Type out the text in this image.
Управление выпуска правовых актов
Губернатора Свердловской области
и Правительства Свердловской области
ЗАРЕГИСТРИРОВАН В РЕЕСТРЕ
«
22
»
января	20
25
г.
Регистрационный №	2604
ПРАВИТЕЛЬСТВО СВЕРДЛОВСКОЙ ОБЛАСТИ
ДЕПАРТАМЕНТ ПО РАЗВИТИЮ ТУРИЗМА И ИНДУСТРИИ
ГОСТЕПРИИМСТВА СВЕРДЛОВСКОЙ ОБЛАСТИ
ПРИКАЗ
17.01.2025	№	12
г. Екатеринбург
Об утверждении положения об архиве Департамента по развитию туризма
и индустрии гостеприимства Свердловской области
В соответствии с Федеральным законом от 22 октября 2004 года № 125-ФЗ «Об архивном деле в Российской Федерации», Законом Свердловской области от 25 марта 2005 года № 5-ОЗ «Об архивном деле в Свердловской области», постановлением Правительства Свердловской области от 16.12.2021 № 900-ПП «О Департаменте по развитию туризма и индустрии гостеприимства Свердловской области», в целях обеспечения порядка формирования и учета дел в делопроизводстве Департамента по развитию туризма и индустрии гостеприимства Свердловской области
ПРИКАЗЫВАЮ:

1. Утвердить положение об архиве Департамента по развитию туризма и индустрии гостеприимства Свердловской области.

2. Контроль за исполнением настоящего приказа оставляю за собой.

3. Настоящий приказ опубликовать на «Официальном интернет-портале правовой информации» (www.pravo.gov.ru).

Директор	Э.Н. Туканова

++++++

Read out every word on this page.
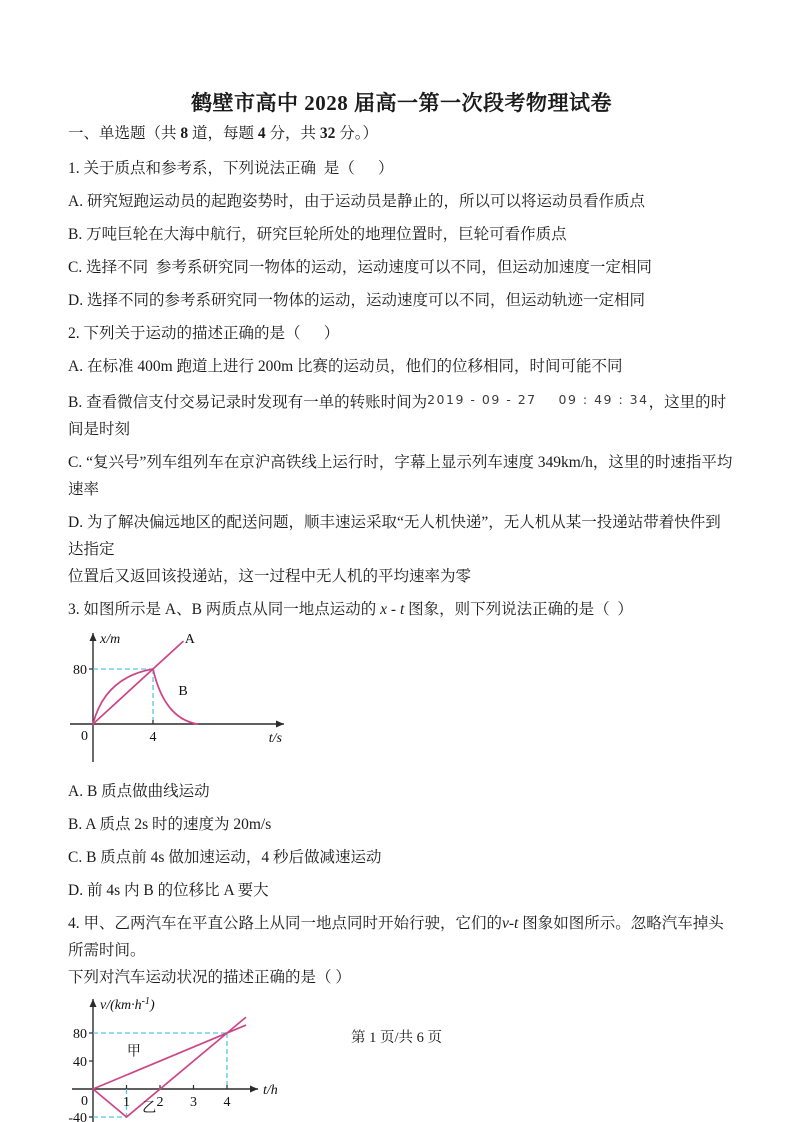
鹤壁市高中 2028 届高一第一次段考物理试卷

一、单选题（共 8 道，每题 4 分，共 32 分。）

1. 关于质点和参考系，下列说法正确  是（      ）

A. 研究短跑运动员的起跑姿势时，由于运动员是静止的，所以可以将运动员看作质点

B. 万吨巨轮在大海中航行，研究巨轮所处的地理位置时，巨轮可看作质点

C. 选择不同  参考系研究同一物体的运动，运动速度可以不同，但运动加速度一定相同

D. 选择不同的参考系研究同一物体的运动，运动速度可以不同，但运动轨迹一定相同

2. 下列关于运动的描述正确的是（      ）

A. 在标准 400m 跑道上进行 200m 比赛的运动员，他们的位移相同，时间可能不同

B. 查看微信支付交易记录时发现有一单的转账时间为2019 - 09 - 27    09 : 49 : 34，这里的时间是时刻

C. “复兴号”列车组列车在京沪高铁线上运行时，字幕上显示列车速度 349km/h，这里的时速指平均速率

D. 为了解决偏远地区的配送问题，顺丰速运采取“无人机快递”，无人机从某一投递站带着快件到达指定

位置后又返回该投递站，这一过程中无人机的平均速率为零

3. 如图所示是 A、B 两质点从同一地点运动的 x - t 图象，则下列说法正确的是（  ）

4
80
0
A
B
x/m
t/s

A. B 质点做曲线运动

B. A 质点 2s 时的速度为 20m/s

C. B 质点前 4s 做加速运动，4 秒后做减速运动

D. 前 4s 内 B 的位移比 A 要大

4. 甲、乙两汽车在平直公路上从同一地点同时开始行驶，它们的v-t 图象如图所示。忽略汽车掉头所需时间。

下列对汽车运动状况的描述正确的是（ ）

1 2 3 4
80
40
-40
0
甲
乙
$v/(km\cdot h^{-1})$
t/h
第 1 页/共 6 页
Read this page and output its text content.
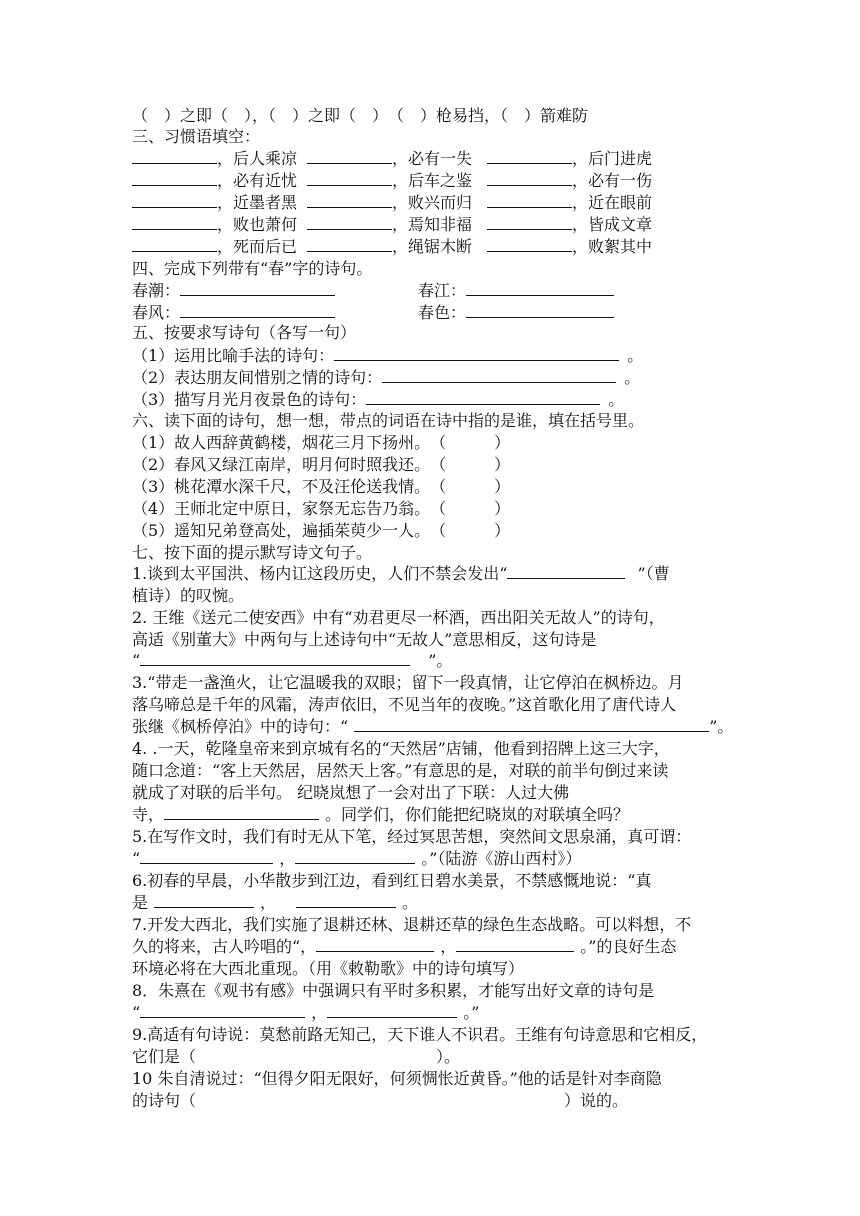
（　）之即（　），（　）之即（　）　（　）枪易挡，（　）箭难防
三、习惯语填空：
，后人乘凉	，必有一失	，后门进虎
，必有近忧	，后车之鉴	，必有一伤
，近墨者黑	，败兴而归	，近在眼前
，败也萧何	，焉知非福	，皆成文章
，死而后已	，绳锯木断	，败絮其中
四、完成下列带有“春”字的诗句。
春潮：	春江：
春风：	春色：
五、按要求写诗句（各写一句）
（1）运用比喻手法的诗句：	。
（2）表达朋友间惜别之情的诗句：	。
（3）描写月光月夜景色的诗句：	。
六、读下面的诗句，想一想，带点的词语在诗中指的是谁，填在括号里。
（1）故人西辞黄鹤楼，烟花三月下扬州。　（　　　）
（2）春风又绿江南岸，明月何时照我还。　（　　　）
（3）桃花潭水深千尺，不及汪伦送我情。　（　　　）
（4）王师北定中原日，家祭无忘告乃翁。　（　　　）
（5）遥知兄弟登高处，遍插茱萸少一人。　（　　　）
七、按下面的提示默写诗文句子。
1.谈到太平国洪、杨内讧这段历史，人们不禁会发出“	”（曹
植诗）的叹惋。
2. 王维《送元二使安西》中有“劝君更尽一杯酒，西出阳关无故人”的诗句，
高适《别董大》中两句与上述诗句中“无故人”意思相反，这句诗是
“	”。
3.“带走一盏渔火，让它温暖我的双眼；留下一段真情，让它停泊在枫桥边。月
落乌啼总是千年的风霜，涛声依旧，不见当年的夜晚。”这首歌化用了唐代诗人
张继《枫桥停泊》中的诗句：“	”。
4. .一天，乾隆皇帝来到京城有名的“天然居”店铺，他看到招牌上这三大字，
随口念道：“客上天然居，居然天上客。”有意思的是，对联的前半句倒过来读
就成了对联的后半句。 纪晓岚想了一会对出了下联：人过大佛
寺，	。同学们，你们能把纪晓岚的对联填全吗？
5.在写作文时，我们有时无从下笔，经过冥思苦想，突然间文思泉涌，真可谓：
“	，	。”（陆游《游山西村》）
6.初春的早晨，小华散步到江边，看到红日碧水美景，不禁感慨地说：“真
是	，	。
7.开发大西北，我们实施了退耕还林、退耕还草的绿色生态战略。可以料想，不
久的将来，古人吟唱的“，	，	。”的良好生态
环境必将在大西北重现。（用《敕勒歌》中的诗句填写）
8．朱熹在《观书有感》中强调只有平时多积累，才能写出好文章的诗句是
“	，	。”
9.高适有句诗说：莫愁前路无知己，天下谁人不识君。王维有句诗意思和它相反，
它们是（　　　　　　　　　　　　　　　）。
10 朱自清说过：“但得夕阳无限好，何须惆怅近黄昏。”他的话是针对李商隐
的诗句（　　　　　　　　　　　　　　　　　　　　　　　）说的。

++++++

WHAT TO WORK ON:
Pick out every line of the listing containing the word "Read", and show those lines.

REPLY:
Read out every word on this page.
Read this page and output its text content.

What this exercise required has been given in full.